CHALLENGE: Each line containing the word "text" needs to be copied.

╭─ TASK DATA

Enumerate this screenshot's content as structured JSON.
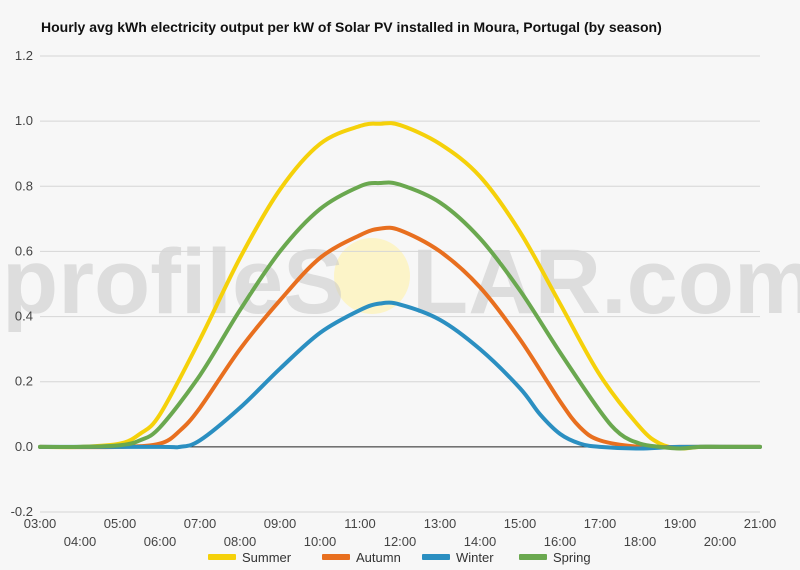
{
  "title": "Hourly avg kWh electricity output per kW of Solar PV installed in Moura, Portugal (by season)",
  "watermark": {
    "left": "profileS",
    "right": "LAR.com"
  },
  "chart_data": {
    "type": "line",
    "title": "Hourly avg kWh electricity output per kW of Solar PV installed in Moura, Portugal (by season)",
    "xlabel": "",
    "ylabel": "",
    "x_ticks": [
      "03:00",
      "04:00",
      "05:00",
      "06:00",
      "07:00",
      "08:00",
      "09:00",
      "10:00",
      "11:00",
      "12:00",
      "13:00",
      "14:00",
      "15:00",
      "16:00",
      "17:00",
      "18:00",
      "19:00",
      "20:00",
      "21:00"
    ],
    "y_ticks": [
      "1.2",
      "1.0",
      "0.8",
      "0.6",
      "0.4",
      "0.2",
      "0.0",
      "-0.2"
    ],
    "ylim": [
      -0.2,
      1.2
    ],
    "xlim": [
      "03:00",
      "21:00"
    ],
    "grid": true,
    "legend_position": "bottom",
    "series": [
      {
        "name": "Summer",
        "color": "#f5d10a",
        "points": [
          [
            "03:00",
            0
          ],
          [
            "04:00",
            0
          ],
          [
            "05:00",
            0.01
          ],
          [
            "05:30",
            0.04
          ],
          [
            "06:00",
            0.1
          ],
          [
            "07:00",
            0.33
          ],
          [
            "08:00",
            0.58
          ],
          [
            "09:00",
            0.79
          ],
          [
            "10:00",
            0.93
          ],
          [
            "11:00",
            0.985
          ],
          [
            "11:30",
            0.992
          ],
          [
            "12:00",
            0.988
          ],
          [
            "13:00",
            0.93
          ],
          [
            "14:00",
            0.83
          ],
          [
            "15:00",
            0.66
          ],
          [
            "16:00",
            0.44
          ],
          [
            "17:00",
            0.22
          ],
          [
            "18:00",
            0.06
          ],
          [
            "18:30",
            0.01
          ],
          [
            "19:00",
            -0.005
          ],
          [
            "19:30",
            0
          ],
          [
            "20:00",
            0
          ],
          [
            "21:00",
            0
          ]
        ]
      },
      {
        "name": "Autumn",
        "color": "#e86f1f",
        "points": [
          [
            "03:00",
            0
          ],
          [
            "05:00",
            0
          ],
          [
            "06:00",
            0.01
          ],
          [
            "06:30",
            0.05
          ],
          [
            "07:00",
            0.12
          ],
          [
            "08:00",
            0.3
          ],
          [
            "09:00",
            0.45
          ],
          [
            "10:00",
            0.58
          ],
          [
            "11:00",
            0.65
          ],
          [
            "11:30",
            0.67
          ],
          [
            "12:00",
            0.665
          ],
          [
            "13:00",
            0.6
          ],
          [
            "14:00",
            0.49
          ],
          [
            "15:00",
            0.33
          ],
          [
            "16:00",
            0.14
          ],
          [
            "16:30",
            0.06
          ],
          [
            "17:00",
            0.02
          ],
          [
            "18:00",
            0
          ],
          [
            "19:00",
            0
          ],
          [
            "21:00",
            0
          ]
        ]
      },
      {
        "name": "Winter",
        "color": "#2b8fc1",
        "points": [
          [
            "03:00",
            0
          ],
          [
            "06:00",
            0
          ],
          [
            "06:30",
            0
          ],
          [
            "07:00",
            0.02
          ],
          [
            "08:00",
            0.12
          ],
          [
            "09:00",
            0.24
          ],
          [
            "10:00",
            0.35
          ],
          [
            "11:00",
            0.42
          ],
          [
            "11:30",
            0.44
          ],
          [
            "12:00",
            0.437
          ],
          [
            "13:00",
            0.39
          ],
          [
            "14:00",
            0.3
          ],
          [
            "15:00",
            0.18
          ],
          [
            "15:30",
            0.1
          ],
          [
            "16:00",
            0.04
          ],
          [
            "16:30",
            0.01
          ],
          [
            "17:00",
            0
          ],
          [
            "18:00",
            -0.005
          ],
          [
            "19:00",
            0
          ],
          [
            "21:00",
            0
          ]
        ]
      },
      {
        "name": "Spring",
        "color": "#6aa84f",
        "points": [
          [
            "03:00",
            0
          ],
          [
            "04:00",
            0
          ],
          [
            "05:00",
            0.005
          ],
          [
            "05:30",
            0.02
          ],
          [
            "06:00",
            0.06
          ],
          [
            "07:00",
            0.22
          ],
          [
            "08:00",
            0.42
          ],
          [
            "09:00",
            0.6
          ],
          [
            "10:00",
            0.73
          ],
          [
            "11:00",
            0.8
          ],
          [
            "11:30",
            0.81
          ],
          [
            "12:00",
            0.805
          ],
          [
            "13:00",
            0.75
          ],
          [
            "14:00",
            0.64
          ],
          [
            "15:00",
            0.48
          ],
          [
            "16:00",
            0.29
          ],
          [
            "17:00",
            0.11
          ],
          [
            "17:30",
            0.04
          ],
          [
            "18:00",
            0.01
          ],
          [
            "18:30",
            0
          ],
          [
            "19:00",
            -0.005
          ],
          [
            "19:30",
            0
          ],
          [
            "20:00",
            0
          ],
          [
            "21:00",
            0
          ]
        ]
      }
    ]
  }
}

╰─
╭─ TASK DATA

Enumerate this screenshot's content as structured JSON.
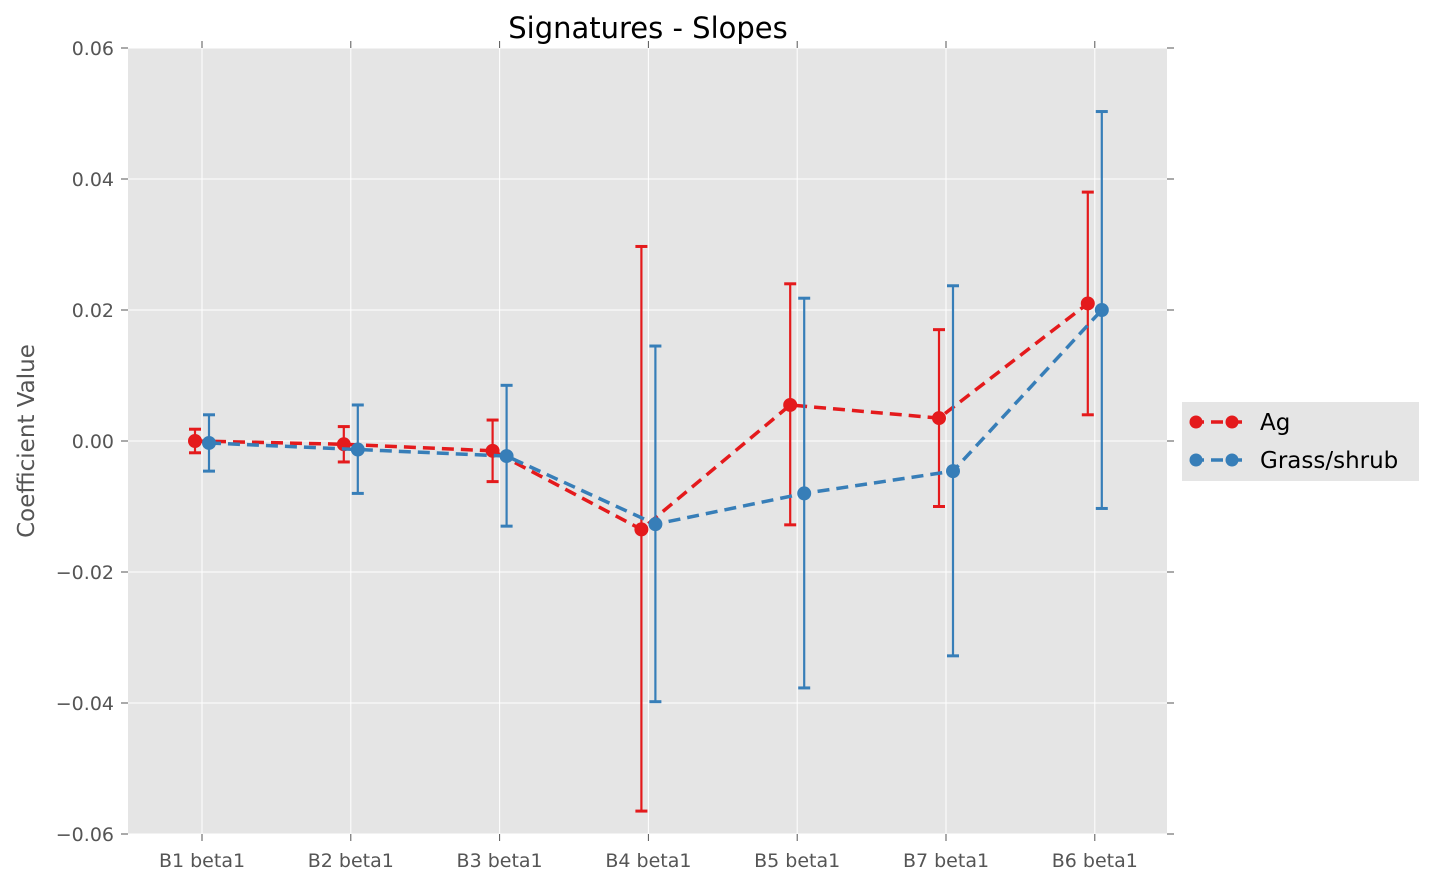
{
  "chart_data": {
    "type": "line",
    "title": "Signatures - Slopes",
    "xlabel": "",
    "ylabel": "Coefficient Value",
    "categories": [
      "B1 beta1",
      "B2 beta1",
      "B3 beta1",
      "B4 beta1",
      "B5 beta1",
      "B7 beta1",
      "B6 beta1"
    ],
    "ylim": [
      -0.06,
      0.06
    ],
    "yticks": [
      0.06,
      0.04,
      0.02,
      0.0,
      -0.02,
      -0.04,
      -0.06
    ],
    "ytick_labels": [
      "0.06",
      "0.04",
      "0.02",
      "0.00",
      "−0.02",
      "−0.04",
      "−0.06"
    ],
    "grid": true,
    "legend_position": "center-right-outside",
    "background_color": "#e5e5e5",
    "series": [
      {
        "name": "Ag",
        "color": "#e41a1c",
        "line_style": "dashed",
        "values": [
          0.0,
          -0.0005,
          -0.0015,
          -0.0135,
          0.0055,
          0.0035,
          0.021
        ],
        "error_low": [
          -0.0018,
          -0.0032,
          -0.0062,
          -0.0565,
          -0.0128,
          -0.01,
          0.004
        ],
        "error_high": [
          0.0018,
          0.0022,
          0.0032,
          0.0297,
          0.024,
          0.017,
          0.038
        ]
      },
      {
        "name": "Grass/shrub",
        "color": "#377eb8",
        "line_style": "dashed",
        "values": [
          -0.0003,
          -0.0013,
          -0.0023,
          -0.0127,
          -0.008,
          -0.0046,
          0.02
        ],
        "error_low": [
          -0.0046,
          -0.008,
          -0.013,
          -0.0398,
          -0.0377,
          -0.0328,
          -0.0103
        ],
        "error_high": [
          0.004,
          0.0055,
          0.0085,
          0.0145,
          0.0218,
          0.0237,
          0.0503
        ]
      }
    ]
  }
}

╰─
╭─ TASK DATA

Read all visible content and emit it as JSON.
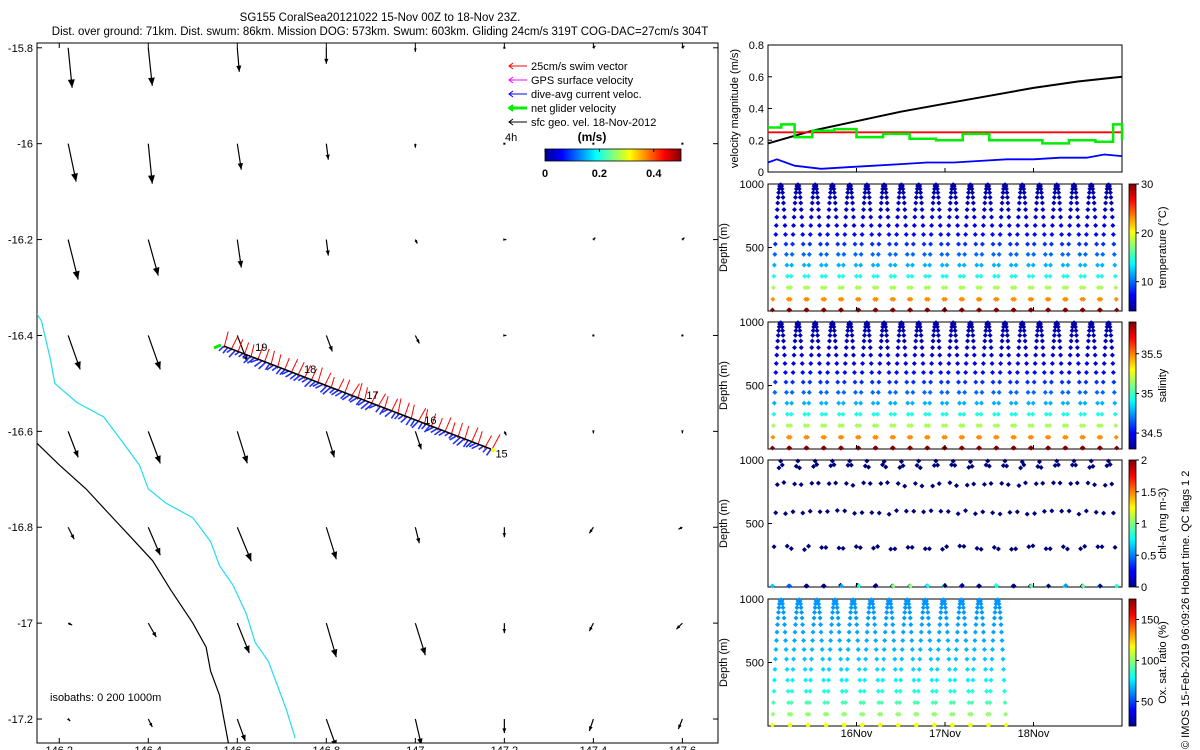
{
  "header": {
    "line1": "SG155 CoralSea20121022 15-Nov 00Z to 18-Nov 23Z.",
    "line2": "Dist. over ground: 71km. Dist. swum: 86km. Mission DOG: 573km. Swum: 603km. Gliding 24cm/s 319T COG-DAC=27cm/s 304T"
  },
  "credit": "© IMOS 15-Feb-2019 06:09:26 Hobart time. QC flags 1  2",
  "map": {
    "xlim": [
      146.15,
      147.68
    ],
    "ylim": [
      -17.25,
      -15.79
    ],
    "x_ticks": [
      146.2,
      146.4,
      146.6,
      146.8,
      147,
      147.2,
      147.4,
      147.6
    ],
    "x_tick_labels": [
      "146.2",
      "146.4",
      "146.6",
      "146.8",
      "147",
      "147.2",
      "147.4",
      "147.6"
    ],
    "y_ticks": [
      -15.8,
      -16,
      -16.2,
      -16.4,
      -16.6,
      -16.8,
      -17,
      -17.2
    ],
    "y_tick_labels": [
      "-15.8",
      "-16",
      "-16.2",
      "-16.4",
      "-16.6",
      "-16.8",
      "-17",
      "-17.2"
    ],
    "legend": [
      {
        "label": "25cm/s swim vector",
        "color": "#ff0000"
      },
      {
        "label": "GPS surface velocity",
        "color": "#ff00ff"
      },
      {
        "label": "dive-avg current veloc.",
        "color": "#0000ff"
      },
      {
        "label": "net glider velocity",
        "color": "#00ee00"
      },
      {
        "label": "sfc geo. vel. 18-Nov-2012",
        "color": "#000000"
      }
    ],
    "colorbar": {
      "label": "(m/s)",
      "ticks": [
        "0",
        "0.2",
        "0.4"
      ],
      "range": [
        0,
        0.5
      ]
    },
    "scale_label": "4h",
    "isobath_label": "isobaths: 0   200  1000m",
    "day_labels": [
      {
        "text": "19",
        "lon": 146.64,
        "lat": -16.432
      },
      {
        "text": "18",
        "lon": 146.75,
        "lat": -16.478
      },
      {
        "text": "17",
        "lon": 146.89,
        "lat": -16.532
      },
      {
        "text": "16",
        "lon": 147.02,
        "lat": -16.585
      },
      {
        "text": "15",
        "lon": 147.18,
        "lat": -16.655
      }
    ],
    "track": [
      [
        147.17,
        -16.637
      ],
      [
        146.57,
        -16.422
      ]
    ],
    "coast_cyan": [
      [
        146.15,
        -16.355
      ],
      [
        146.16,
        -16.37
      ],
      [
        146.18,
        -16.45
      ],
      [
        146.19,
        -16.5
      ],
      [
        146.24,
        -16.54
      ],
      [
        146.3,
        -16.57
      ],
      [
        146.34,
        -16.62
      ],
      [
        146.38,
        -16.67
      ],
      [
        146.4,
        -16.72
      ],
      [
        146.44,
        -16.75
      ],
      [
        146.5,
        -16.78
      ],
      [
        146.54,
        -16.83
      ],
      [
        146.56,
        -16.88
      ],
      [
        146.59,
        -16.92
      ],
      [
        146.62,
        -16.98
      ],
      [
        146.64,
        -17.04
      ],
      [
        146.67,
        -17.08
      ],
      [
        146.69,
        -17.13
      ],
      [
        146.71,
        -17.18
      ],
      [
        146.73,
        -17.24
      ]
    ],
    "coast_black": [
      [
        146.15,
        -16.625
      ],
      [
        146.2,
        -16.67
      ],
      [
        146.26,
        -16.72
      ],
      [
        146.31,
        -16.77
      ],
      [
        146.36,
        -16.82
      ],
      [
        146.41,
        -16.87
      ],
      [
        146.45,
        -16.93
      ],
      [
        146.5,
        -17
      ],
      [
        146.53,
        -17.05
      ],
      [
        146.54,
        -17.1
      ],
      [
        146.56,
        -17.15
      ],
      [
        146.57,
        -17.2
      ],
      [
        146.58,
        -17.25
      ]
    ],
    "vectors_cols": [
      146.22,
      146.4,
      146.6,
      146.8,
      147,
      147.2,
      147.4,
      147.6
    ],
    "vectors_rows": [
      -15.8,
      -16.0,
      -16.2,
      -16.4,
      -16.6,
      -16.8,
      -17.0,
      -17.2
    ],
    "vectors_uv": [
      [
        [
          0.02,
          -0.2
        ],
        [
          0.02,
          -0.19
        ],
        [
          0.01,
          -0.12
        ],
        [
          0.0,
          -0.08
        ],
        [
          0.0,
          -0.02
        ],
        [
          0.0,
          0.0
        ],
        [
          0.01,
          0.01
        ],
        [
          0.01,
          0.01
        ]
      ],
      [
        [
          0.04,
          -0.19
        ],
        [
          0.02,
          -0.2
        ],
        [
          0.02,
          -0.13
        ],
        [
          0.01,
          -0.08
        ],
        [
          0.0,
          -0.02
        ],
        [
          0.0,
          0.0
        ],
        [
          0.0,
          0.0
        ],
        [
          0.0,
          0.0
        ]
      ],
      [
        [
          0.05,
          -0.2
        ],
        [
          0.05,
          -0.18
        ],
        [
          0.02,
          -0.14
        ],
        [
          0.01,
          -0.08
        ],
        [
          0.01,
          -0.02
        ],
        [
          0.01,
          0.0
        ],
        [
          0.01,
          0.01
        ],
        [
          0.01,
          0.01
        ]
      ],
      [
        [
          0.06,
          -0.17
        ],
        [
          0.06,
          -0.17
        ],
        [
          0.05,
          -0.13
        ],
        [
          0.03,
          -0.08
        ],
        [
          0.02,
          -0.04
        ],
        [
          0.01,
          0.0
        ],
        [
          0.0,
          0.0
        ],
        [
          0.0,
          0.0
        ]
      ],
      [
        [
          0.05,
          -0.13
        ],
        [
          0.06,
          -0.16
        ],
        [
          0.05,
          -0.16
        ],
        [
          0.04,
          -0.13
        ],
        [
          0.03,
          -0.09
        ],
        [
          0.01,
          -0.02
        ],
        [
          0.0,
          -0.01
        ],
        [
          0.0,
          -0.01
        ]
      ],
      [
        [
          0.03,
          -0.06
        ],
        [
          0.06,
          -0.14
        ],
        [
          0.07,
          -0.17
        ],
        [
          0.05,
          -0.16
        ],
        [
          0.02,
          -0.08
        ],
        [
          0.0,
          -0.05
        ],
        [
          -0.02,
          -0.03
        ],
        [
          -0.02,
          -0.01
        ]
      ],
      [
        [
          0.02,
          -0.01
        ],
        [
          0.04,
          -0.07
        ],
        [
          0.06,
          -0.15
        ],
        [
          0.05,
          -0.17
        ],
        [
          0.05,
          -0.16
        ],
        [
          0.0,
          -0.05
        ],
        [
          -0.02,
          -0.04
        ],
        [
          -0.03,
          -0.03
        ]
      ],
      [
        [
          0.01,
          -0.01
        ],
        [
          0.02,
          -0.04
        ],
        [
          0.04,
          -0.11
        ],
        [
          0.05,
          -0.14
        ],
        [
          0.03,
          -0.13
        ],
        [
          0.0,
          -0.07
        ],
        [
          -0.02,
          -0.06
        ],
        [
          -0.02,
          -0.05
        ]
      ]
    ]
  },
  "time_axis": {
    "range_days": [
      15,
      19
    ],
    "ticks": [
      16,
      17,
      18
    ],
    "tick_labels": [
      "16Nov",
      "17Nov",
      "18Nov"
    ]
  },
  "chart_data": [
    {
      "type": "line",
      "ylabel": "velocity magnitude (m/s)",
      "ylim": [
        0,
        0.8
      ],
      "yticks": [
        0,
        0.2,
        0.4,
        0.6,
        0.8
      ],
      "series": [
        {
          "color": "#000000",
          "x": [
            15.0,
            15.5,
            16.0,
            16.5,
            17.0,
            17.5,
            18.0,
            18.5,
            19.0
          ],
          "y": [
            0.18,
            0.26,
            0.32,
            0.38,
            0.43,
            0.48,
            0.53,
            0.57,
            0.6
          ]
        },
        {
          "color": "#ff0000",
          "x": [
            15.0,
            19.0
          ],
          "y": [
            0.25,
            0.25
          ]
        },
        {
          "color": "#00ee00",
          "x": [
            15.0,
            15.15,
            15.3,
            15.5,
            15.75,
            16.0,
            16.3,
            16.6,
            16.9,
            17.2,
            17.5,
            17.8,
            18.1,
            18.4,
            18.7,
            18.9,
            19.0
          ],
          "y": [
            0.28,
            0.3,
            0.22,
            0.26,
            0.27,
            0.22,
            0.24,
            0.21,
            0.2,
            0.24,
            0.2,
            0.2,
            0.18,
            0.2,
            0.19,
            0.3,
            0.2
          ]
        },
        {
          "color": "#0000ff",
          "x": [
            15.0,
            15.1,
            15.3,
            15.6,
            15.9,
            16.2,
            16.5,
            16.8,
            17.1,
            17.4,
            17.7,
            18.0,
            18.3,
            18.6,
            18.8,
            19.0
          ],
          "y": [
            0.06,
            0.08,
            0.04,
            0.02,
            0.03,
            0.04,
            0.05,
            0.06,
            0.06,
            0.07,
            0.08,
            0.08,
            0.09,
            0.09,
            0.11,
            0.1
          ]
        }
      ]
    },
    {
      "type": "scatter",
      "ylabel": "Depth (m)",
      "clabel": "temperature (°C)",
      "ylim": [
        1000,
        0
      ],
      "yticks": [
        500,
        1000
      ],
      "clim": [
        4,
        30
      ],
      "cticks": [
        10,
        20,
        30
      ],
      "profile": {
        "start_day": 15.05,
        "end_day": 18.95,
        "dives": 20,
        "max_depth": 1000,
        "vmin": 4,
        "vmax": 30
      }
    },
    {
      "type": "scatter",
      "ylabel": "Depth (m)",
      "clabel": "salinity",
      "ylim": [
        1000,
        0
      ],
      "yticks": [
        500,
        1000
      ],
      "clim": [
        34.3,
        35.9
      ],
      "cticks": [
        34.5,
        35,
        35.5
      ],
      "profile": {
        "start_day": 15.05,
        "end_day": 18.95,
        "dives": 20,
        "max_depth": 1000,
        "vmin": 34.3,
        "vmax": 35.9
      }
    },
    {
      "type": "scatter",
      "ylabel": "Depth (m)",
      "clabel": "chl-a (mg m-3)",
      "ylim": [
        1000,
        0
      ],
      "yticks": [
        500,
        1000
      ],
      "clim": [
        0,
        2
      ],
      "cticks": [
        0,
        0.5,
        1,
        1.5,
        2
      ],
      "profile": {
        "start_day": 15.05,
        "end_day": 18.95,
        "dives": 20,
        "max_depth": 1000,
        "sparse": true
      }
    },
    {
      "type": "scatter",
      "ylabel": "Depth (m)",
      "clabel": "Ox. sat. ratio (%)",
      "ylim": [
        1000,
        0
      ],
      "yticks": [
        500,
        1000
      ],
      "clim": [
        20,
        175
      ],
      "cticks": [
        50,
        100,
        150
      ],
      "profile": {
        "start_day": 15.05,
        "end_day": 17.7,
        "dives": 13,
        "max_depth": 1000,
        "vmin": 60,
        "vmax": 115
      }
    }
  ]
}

╰─

OUTPUT OF THE TASK:
        "text": "19",
        "text": "18",
        "text": "17",
        "text": "16",
        "text": "15",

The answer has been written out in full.